Task brief: Count the lines of the data below that contain the string "处事圆滑", treating case as significant. Reply with the number only.

[Element box annotations]
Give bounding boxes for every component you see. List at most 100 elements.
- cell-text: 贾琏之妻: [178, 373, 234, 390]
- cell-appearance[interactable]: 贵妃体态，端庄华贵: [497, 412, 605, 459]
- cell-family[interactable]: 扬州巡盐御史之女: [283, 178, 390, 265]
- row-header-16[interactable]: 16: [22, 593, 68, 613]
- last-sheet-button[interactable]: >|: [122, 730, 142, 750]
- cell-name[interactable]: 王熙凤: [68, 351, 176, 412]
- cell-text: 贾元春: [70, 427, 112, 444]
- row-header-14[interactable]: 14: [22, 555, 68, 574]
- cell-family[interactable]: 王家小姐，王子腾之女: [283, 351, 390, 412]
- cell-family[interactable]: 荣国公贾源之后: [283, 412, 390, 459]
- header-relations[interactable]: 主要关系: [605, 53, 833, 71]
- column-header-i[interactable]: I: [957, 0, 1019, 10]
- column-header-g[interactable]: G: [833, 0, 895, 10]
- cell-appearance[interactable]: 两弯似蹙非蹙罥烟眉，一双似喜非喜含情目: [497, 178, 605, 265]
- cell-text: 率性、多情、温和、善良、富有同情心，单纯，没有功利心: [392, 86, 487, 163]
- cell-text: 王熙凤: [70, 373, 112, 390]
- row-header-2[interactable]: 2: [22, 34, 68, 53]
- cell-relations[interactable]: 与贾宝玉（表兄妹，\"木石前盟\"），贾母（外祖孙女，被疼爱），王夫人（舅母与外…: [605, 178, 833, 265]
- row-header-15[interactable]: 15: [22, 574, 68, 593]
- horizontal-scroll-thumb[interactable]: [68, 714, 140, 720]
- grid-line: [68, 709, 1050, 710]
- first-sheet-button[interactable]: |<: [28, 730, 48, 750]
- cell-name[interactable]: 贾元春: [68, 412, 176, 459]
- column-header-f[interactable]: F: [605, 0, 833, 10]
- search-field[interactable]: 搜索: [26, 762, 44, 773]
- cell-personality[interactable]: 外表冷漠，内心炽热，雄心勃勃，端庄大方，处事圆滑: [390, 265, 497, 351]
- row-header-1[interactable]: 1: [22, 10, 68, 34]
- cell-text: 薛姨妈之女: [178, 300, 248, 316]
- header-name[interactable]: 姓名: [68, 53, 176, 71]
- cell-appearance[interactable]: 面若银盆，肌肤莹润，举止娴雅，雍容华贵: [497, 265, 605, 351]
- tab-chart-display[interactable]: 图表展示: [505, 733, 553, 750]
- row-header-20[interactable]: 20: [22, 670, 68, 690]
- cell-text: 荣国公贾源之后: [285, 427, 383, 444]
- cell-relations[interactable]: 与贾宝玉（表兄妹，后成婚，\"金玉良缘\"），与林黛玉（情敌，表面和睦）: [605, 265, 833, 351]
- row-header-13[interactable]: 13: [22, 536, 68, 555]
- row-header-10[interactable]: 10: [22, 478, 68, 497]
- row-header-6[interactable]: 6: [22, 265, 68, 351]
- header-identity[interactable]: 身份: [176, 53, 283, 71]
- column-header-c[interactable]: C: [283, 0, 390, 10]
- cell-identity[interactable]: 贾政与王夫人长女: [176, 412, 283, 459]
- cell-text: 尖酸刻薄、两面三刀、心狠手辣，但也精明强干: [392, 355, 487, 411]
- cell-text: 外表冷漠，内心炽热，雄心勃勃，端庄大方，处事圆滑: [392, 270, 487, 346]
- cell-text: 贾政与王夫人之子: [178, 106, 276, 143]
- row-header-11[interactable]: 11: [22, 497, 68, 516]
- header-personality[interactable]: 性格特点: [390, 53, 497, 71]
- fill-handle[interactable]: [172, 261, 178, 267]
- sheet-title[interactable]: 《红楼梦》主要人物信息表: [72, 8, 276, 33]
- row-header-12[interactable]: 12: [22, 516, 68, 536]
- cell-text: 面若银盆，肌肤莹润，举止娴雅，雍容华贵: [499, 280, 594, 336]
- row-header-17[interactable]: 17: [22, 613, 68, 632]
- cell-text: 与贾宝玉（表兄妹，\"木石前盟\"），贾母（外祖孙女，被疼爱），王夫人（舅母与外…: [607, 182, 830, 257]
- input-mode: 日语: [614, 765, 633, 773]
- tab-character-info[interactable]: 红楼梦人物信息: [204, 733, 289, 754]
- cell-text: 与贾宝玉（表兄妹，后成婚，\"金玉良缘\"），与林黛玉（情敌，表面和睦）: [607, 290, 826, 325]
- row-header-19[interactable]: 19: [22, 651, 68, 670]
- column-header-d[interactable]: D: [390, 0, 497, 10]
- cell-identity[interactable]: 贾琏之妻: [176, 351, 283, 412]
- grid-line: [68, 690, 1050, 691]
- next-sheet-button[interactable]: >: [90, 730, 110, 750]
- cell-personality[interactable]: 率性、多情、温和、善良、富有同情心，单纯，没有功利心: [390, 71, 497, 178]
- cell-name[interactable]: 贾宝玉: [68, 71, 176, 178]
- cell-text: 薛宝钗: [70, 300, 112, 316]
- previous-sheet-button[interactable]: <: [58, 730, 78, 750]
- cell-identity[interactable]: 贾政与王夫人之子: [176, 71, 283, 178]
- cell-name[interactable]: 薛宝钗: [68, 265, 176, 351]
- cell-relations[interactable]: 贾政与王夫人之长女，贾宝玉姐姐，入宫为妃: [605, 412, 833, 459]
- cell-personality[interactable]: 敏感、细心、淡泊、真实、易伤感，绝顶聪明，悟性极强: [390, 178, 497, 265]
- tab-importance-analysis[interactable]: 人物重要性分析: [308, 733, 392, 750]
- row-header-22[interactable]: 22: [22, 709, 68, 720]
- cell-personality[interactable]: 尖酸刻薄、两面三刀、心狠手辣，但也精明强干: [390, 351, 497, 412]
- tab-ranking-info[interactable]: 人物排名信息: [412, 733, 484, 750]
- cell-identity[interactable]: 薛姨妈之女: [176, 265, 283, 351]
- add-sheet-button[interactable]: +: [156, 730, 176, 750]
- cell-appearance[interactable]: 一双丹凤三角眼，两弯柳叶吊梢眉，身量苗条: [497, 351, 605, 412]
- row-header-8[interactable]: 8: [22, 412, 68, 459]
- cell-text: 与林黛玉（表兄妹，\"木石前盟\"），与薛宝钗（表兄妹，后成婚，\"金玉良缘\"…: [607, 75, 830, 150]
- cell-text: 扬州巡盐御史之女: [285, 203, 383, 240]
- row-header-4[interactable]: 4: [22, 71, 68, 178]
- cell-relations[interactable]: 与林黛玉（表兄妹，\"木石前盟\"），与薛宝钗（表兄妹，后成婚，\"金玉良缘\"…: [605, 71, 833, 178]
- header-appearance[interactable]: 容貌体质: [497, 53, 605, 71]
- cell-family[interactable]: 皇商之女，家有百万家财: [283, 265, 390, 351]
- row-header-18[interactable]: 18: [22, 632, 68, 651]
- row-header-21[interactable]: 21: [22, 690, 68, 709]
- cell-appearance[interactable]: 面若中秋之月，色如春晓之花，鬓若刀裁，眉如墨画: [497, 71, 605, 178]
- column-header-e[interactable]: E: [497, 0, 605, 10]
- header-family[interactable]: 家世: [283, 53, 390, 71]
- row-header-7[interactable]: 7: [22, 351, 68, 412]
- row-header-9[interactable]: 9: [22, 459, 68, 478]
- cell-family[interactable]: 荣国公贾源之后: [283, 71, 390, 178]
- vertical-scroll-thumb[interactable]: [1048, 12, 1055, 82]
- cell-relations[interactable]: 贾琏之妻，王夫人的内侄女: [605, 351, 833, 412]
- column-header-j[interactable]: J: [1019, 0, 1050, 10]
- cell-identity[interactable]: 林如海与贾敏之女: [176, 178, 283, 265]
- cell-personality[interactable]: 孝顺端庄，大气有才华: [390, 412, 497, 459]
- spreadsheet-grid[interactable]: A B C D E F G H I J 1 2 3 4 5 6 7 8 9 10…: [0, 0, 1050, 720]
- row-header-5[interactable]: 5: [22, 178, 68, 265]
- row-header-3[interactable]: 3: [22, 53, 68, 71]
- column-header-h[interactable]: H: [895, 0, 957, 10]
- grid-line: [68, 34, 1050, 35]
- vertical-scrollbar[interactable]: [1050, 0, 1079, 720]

Written reply: 2